--- Records for this task ---
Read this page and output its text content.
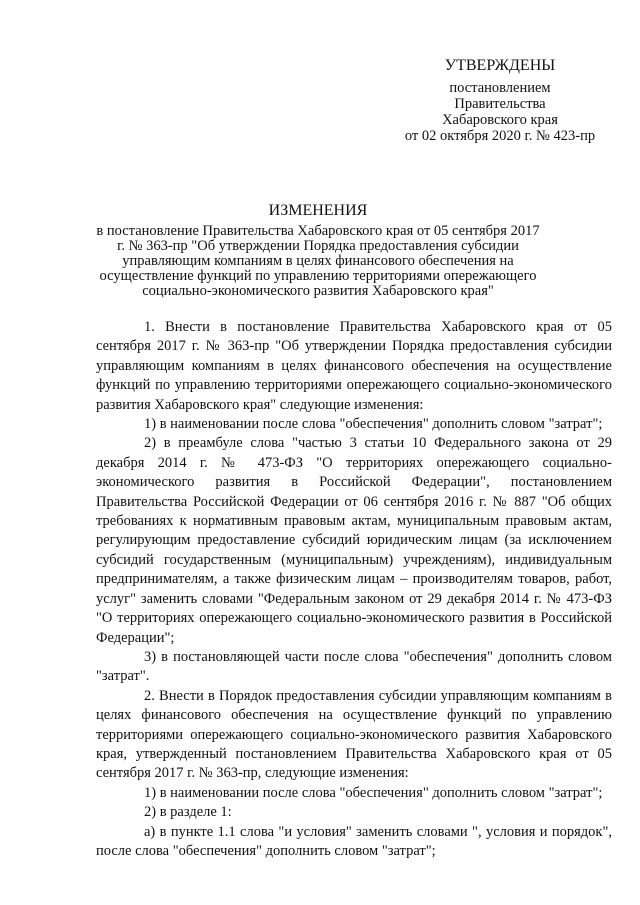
УТВЕРЖДЕНЫ
постановлением
Правительства
Хабаровского края
от 02 октября 2020 г. № 423-пр
ИЗМЕНЕНИЯ
в постановление Правительства Хабаровского края от 05 сентября 2017 г. № 363-пр "Об утверждении Порядка предоставления субсидии управляющим компаниям в целях финансового обеспечения на осуществление функций по управлению территориями опережающего социально-экономического развития Хабаровского края"

1. Внести в постановление Правительства Хабаровского края от 05 сентября 2017 г. № 363-пр "Об утверждении Порядка предоставления субсидии управляющим компаниям в целях финансового обеспечения на осуществление функций по управлению территориями опережающего социально-экономического развития Хабаровского края" следующие изменения:

1) в наименовании после слова "обеспечения" дополнить словом "затрат";

2) в преамбуле слова "частью 3 статьи 10 Федерального закона от 29 декабря 2014 г. № 473-ФЗ "О территориях опережающего социально-экономического развития в Российской Федерации", постановлением Правительства Российской Федерации от 06 сентября 2016 г. № 887 "Об общих требованиях к нормативным правовым актам, муниципальным правовым актам, регулирующим предоставление субсидий юридическим лицам (за исключением субсидий государственным (муниципальным) учреждениям), индивидуальным предпринимателям, а также физическим лицам – производителям товаров, работ, услуг" заменить словами "Федеральным законом от 29 декабря 2014 г. № 473-ФЗ "О территориях опережающего социально-экономического развития в Российской Федерации";

3) в постановляющей части после слова "обеспечения" дополнить словом "затрат".

2. Внести в Порядок предоставления субсидии управляющим компаниям в целях финансового обеспечения на осуществление функций по управлению территориями опережающего социально-экономического развития Хабаровского края, утвержденный постановлением Правительства Хабаровского края от 05 сентября 2017 г. № 363-пр, следующие изменения:

1) в наименовании после слова "обеспечения" дополнить словом "затрат";

2) в разделе 1:

а) в пункте 1.1 слова "и условия" заменить словами ", условия и порядок", после слова "обеспечения" дополнить словом "затрат";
---
» Problem requirements
Search the data above for lines holding "после" and copy each of them.

» Completed task
1) в наименовании после слова "обеспечения" дополнить словом "затрат";
3) в постановляющей части после слова "обеспечения" дополнить словом "затрат".
1) в наименовании после слова "обеспечения" дополнить словом "затрат";
а) в пункте 1.1 слова "и условия" заменить словами ", условия и порядок", после слова "обеспечения" дополнить словом "затрат";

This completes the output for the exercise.